— Begin —

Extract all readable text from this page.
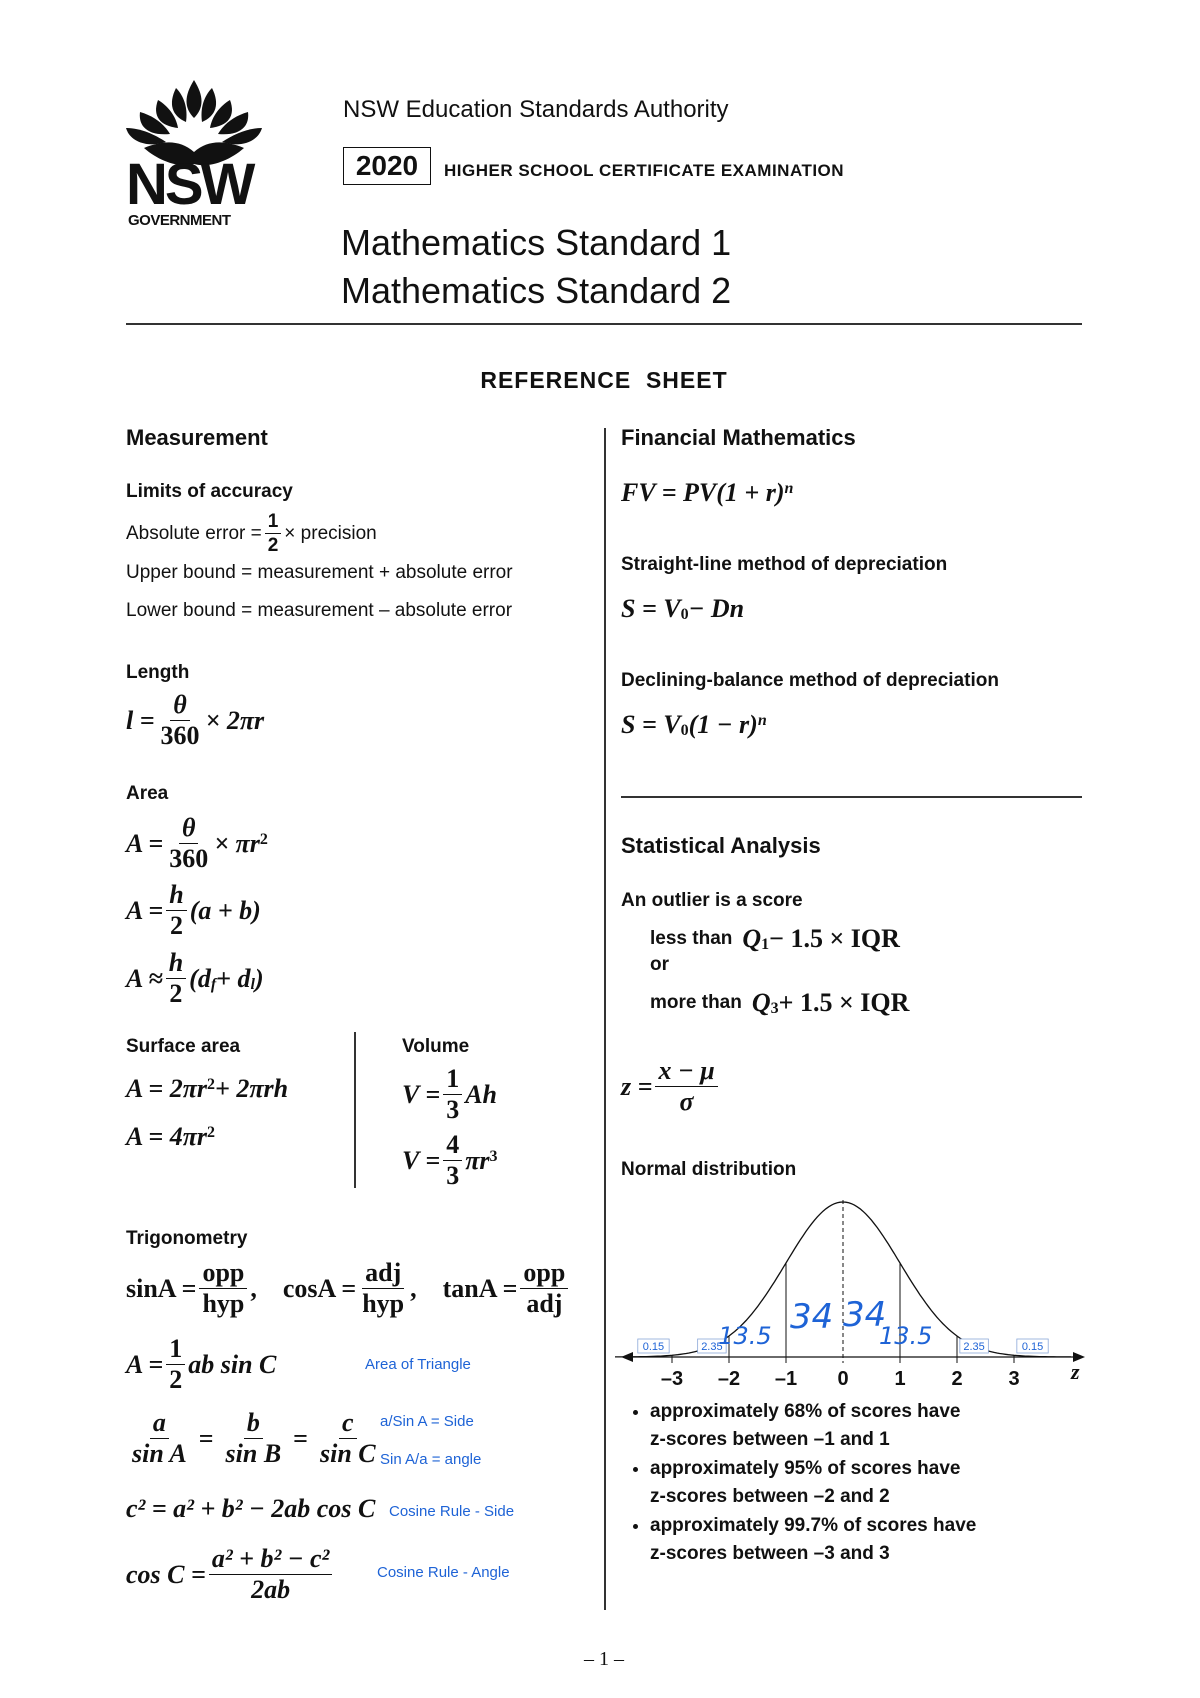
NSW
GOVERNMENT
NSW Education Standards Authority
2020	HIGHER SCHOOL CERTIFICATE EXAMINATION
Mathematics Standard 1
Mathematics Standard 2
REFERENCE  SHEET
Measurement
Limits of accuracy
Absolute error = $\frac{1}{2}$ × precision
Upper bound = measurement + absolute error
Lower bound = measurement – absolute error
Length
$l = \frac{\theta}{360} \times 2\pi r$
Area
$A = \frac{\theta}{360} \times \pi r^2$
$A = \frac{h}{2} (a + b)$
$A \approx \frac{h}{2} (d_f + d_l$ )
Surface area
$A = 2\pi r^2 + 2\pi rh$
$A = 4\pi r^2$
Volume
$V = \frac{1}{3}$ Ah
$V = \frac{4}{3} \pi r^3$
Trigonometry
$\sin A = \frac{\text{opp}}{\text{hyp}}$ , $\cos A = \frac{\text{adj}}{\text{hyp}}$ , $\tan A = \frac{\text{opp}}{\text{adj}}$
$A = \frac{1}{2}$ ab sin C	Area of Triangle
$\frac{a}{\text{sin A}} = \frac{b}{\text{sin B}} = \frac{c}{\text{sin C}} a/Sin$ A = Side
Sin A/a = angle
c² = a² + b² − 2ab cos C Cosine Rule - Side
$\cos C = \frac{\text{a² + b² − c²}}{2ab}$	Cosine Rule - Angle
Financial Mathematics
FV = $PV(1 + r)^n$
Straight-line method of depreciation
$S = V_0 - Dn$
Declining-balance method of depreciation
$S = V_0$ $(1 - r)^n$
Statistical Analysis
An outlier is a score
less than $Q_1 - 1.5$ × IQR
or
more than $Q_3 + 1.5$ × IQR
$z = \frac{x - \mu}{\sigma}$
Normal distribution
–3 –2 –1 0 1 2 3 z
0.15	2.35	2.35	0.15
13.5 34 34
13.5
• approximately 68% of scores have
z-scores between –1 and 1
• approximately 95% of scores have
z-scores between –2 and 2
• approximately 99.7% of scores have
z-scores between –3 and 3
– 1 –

— End —

*PROBLEM DESCRIPTION*.
Your copy should hold every record word for word and none of the pictures.

*THE REPLY*.
Extract all readable text from this page.
NSW
GOVERNMENT
NSW Education Standards Authority
2020	HIGHER SCHOOL CERTIFICATE EXAMINATION
Mathematics Standard 1
Mathematics Standard 2
REFERENCE  SHEET
Measurement
Limits of accuracy
Absolute error = $\frac{1}{2}$ × precision
Upper bound = measurement + absolute error
Lower bound = measurement – absolute error
Length
$l = \frac{\theta}{360} \times 2\pi r$
Area
$A = \frac{\theta}{360} \times \pi r^2$
$A = \frac{h}{2} (a + b)$
$A \approx \frac{h}{2} (d_f + d_l$ )
Surface area
$A = 2\pi r^2 + 2\pi rh$
$A = 4\pi r^2$
Volume
$V = \frac{1}{3}$ Ah
$V = \frac{4}{3} \pi r^3$
Trigonometry
$\sin A = \frac{\text{opp}}{\text{hyp}}$ , $\cos A = \frac{\text{adj}}{\text{hyp}}$ , $\tan A = \frac{\text{opp}}{\text{adj}}$
$A = \frac{1}{2}$ ab sin C	Area of Triangle
$\frac{a}{\text{sin A}} = \frac{b}{\text{sin B}} = \frac{c}{\text{sin C}} a/Sin$ A = Side
Sin A/a = angle
c² = a² + b² − 2ab cos C Cosine Rule - Side
$\cos C = \frac{\text{a² + b² − c²}}{2ab}$	Cosine Rule - Angle
Financial Mathematics
FV = $PV(1 + r)^n$
Straight-line method of depreciation
$S = V_0 - Dn$
Declining-balance method of depreciation
$S = V_0$ $(1 - r)^n$
Statistical Analysis
An outlier is a score
less than $Q_1 - 1.5$ × IQR
or
more than $Q_3 + 1.5$ × IQR
$z = \frac{x - \mu}{\sigma}$
Normal distribution
–3 –2 –1 0 1 2 3 z
0.15	2.35	2.35	0.15
13.5 34 34
13.5
• approximately 68% of scores have
z-scores between –1 and 1
• approximately 95% of scores have
z-scores between –2 and 2
• approximately 99.7% of scores have
z-scores between –3 and 3
– 1 –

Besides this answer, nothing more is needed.